[Dataset entries on figures]

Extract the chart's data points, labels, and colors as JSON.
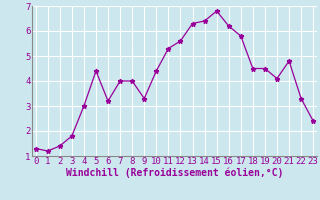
{
  "x": [
    0,
    1,
    2,
    3,
    4,
    5,
    6,
    7,
    8,
    9,
    10,
    11,
    12,
    13,
    14,
    15,
    16,
    17,
    18,
    19,
    20,
    21,
    22,
    23
  ],
  "y": [
    1.3,
    1.2,
    1.4,
    1.8,
    3.0,
    4.4,
    3.2,
    4.0,
    4.0,
    3.3,
    4.4,
    5.3,
    5.6,
    6.3,
    6.4,
    6.8,
    6.2,
    5.8,
    4.5,
    4.5,
    4.1,
    4.8,
    3.3,
    2.4
  ],
  "xlabel": "Windchill (Refroidissement éolien,°C)",
  "ylim": [
    1,
    7
  ],
  "yticks": [
    1,
    2,
    3,
    4,
    5,
    6,
    7
  ],
  "xticks": [
    0,
    1,
    2,
    3,
    4,
    5,
    6,
    7,
    8,
    9,
    10,
    11,
    12,
    13,
    14,
    15,
    16,
    17,
    18,
    19,
    20,
    21,
    22,
    23
  ],
  "line_color": "#990099",
  "marker": "*",
  "bg_color": "#cce8ee",
  "grid_color": "#ffffff",
  "label_color": "#990099",
  "xlabel_fontsize": 7,
  "tick_fontsize": 6.5
}
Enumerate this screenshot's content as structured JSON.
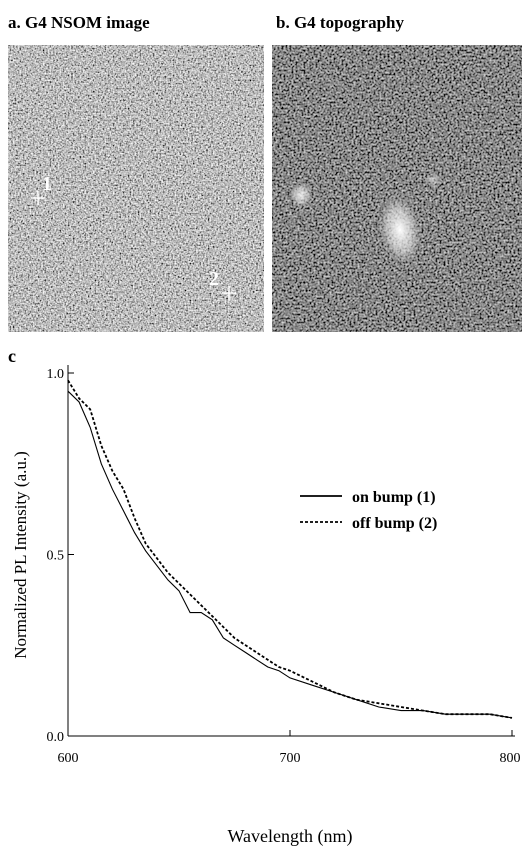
{
  "panels": [
    {
      "label": "a. G4 NSOM image",
      "markers": [
        "1",
        "2"
      ]
    },
    {
      "label": "b. G4 topography"
    }
  ],
  "chart_data": {
    "type": "line",
    "panel_label": "c",
    "x_label": "Wavelength (nm)",
    "y_label": "Normalized PL Intensity (a.u.)",
    "x": [
      600,
      605,
      610,
      615,
      620,
      625,
      630,
      635,
      640,
      645,
      650,
      655,
      660,
      665,
      670,
      675,
      680,
      685,
      690,
      695,
      700,
      710,
      720,
      730,
      740,
      750,
      760,
      770,
      780,
      790,
      800
    ],
    "series": [
      {
        "name": "on bump (1)",
        "color": "#000000",
        "dash": "solid",
        "values": [
          0.95,
          0.92,
          0.85,
          0.75,
          0.68,
          0.62,
          0.56,
          0.51,
          0.47,
          0.43,
          0.4,
          0.34,
          0.34,
          0.32,
          0.27,
          0.25,
          0.23,
          0.21,
          0.19,
          0.18,
          0.16,
          0.14,
          0.12,
          0.1,
          0.08,
          0.07,
          0.07,
          0.06,
          0.06,
          0.06,
          0.05
        ]
      },
      {
        "name": "off bump (2)",
        "color": "#000000",
        "dash": "dashed",
        "values": [
          0.98,
          0.93,
          0.9,
          0.8,
          0.73,
          0.68,
          0.6,
          0.53,
          0.49,
          0.45,
          0.42,
          0.39,
          0.36,
          0.33,
          0.3,
          0.27,
          0.25,
          0.23,
          0.21,
          0.19,
          0.18,
          0.15,
          0.12,
          0.1,
          0.09,
          0.08,
          0.07,
          0.06,
          0.06,
          0.06,
          0.05
        ]
      }
    ],
    "xlim": [
      600,
      800
    ],
    "ylim": [
      0,
      1
    ],
    "xticks": [
      600,
      700,
      800
    ],
    "yticks": [
      {
        "value": 0,
        "label": "0.0"
      },
      0.5,
      {
        "value": 1,
        "label": "1.0"
      }
    ],
    "legend": "upper right"
  }
}
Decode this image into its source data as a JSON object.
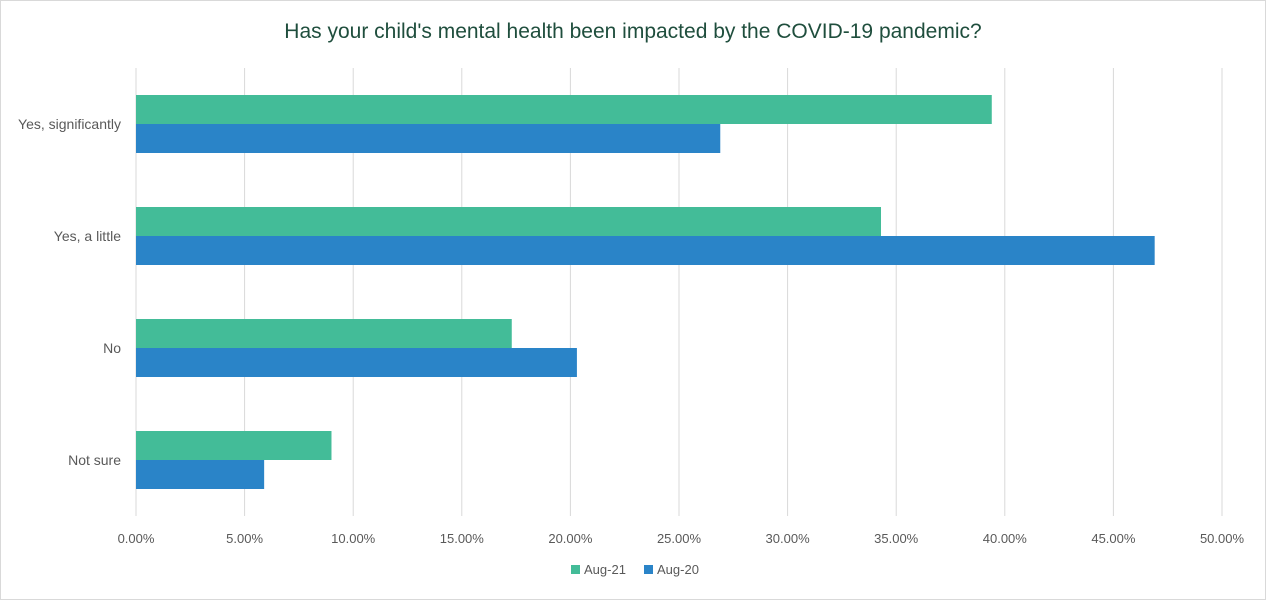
{
  "chart_data": {
    "type": "bar",
    "orientation": "horizontal",
    "title": "Has your child's mental health been impacted by the COVID-19 pandemic?",
    "categories": [
      "Yes, significantly",
      "Yes, a little",
      "No",
      "Not sure"
    ],
    "series": [
      {
        "name": "Aug-21",
        "color": "#43bc98",
        "values": [
          39.4,
          34.3,
          17.3,
          9.0
        ]
      },
      {
        "name": "Aug-20",
        "color": "#2a84c8",
        "values": [
          26.9,
          46.9,
          20.3,
          5.9
        ]
      }
    ],
    "x_ticks": [
      "0.00%",
      "5.00%",
      "10.00%",
      "15.00%",
      "20.00%",
      "25.00%",
      "30.00%",
      "35.00%",
      "40.00%",
      "45.00%",
      "50.00%"
    ],
    "xlim": [
      0,
      50
    ],
    "grid": true,
    "legend_position": "bottom",
    "colors": {
      "title": "#1f4e3d",
      "grid": "#d9d9d9",
      "text": "#595959"
    }
  }
}
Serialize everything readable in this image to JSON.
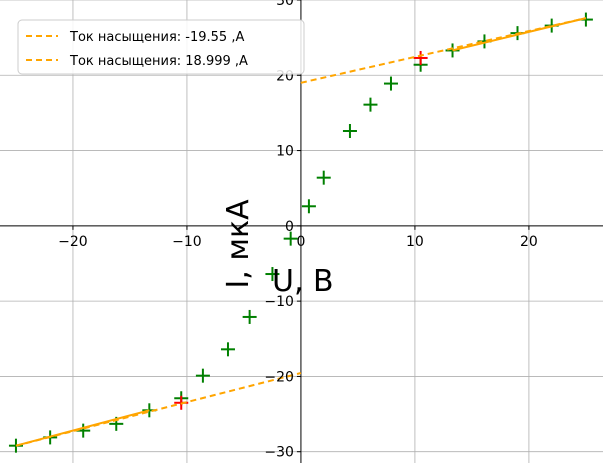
{
  "chart_data": {
    "type": "scatter",
    "xlabel": "U, В",
    "ylabel": "I, мкА",
    "xlim": [
      -26.4,
      26.5
    ],
    "ylim": [
      -31.5,
      30
    ],
    "grid": true,
    "legend_position": "top-left",
    "x_ticks": [
      -20,
      -10,
      0,
      10,
      20
    ],
    "y_ticks": [
      -30,
      -20,
      -10,
      0,
      10,
      20,
      30
    ],
    "series": [
      {
        "marker": "plus",
        "color": "#008000",
        "points": [
          [
            -25.0,
            -29.2
          ],
          [
            -22.0,
            -28.1
          ],
          [
            -19.1,
            -27.2
          ],
          [
            -16.2,
            -26.3
          ],
          [
            -13.3,
            -24.5
          ],
          [
            -10.5,
            -22.9
          ],
          [
            -8.6,
            -19.9
          ],
          [
            -6.4,
            -16.4
          ],
          [
            -4.5,
            -12.1
          ],
          [
            -2.5,
            -6.4
          ],
          [
            -0.9,
            -1.7
          ],
          [
            0.7,
            2.6
          ],
          [
            2.0,
            6.4
          ],
          [
            4.3,
            12.6
          ],
          [
            6.1,
            16.1
          ],
          [
            7.9,
            18.9
          ],
          [
            10.5,
            21.4
          ],
          [
            13.3,
            23.3
          ],
          [
            16.1,
            24.5
          ],
          [
            19.0,
            25.6
          ],
          [
            22.0,
            26.6
          ],
          [
            25.0,
            27.4
          ]
        ]
      },
      {
        "marker": "plus",
        "color": "#ff0000",
        "points": [
          [
            -10.5,
            -23.5
          ],
          [
            10.5,
            22.3
          ]
        ]
      },
      {
        "name": "Ток насыщения: -19.55 ,А",
        "line": "dashed",
        "color": "#ffa500",
        "points": [
          [
            -25.0,
            -29.2
          ],
          [
            0.0,
            -19.55
          ]
        ]
      },
      {
        "name": "Ток насыщения: 18.999 ,А",
        "line": "dashed",
        "color": "#ffa500",
        "points": [
          [
            0.0,
            18.999
          ],
          [
            25.0,
            27.6
          ]
        ]
      },
      {
        "line": "solid",
        "color": "#ffa500",
        "points": [
          [
            -25.0,
            -29.2
          ],
          [
            -13.3,
            -24.5
          ]
        ]
      },
      {
        "line": "solid",
        "color": "#ffa500",
        "points": [
          [
            13.3,
            23.3
          ],
          [
            25.0,
            27.6
          ]
        ]
      }
    ]
  }
}
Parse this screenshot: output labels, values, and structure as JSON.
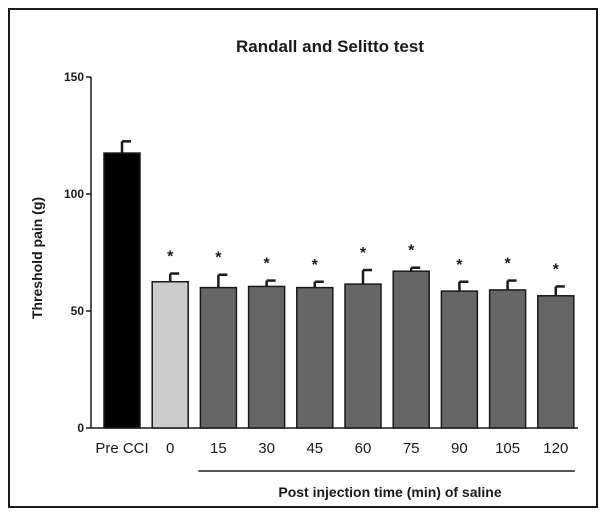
{
  "chart_data": {
    "type": "bar",
    "title": "Randall and Selitto test",
    "ylabel": "Threshold pain (g)",
    "xlabel": "Post injection time (min) of saline",
    "ylim": [
      0,
      150
    ],
    "yticks": [
      0,
      50,
      100,
      150
    ],
    "grid": false,
    "categories": [
      "Pre CCI",
      "0",
      "15",
      "30",
      "45",
      "60",
      "75",
      "90",
      "105",
      "120"
    ],
    "values": [
      117.5,
      62.5,
      60,
      60.5,
      60,
      61.5,
      67,
      58.5,
      59,
      56.5
    ],
    "errors": [
      5,
      3.5,
      5.5,
      2.5,
      2.5,
      6,
      1.5,
      4,
      4,
      4
    ],
    "significance": [
      "",
      "*",
      "*",
      "*",
      "*",
      "*",
      "*",
      "*",
      "*",
      "*"
    ],
    "colors": [
      "#000000",
      "#cccccc",
      "#666666",
      "#666666",
      "#666666",
      "#666666",
      "#666666",
      "#666666",
      "#666666",
      "#666666"
    ],
    "bracket_range": [
      "15",
      "120"
    ]
  }
}
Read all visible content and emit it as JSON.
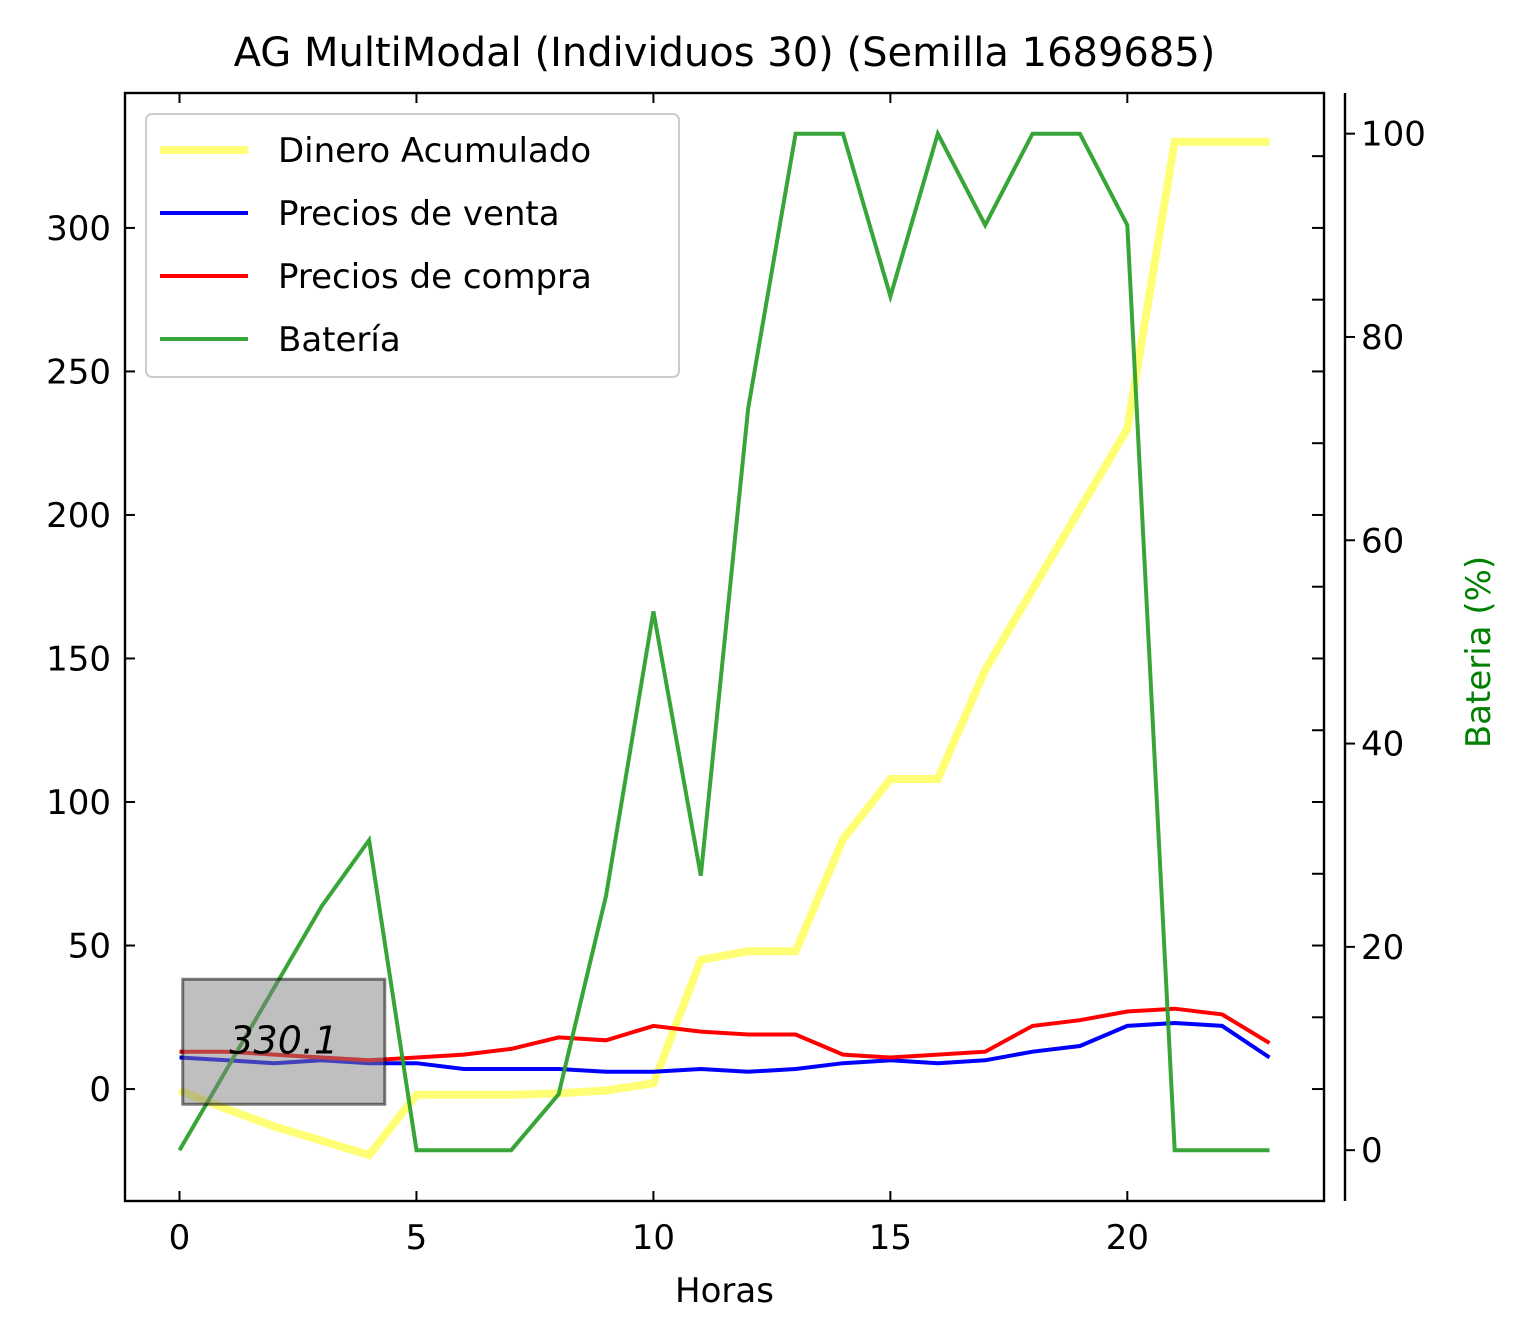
{
  "chart_data": {
    "type": "line",
    "title": "AG MultiModal (Individuos 30) (Semilla 1689685)",
    "xlabel": "Horas",
    "ylabel": "",
    "y2label": "Bateria (%)",
    "x": [
      0,
      1,
      2,
      3,
      4,
      5,
      6,
      7,
      8,
      9,
      10,
      11,
      12,
      13,
      14,
      15,
      16,
      17,
      18,
      19,
      20,
      21,
      22,
      23
    ],
    "xlim": [
      -1.15,
      24.15
    ],
    "ylim": [
      -39,
      347
    ],
    "y2lim": [
      -5,
      104
    ],
    "xticks": [
      0,
      5,
      10,
      15,
      20
    ],
    "yticks": [
      0,
      50,
      100,
      150,
      200,
      250,
      300
    ],
    "y2ticks": [
      0,
      20,
      40,
      60,
      80,
      100
    ],
    "grid": false,
    "legend_position": "top-left",
    "series": [
      {
        "name": "Dinero Acumulado",
        "axis": "left",
        "color": "#ffff66",
        "values": [
          -0.5,
          -7,
          -13,
          -18,
          -23,
          -2,
          -2,
          -2,
          -1.5,
          -0.5,
          2,
          45,
          48,
          48,
          87,
          108,
          108,
          146,
          174,
          202,
          230,
          330,
          330,
          330
        ]
      },
      {
        "name": "Precios de venta",
        "axis": "left",
        "color": "#0000ff",
        "values": [
          11,
          10,
          9,
          10,
          9,
          9,
          7,
          7,
          7,
          6,
          6,
          7,
          6,
          7,
          9,
          10,
          9,
          10,
          13,
          15,
          22,
          23,
          22,
          11
        ]
      },
      {
        "name": "Precios de compra",
        "axis": "left",
        "color": "#ff0000",
        "values": [
          13,
          13,
          12,
          11,
          10,
          11,
          12,
          14,
          18,
          17,
          22,
          20,
          19,
          19,
          12,
          11,
          12,
          13,
          22,
          24,
          27,
          28,
          26,
          16
        ]
      },
      {
        "name": "Batería",
        "axis": "right",
        "color": "#2ca02c",
        "values": [
          0,
          8,
          16,
          24,
          30.5,
          0,
          0,
          0,
          5.5,
          25,
          53,
          27,
          73,
          100,
          100,
          84,
          100,
          91,
          100,
          100,
          91,
          0,
          0,
          0
        ]
      }
    ],
    "annotation": {
      "text": "330.1",
      "x": 2.2,
      "y": 17
    }
  }
}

## Work to do
Give the count of lines that hold the word "name", with nothing added.

## Full output
10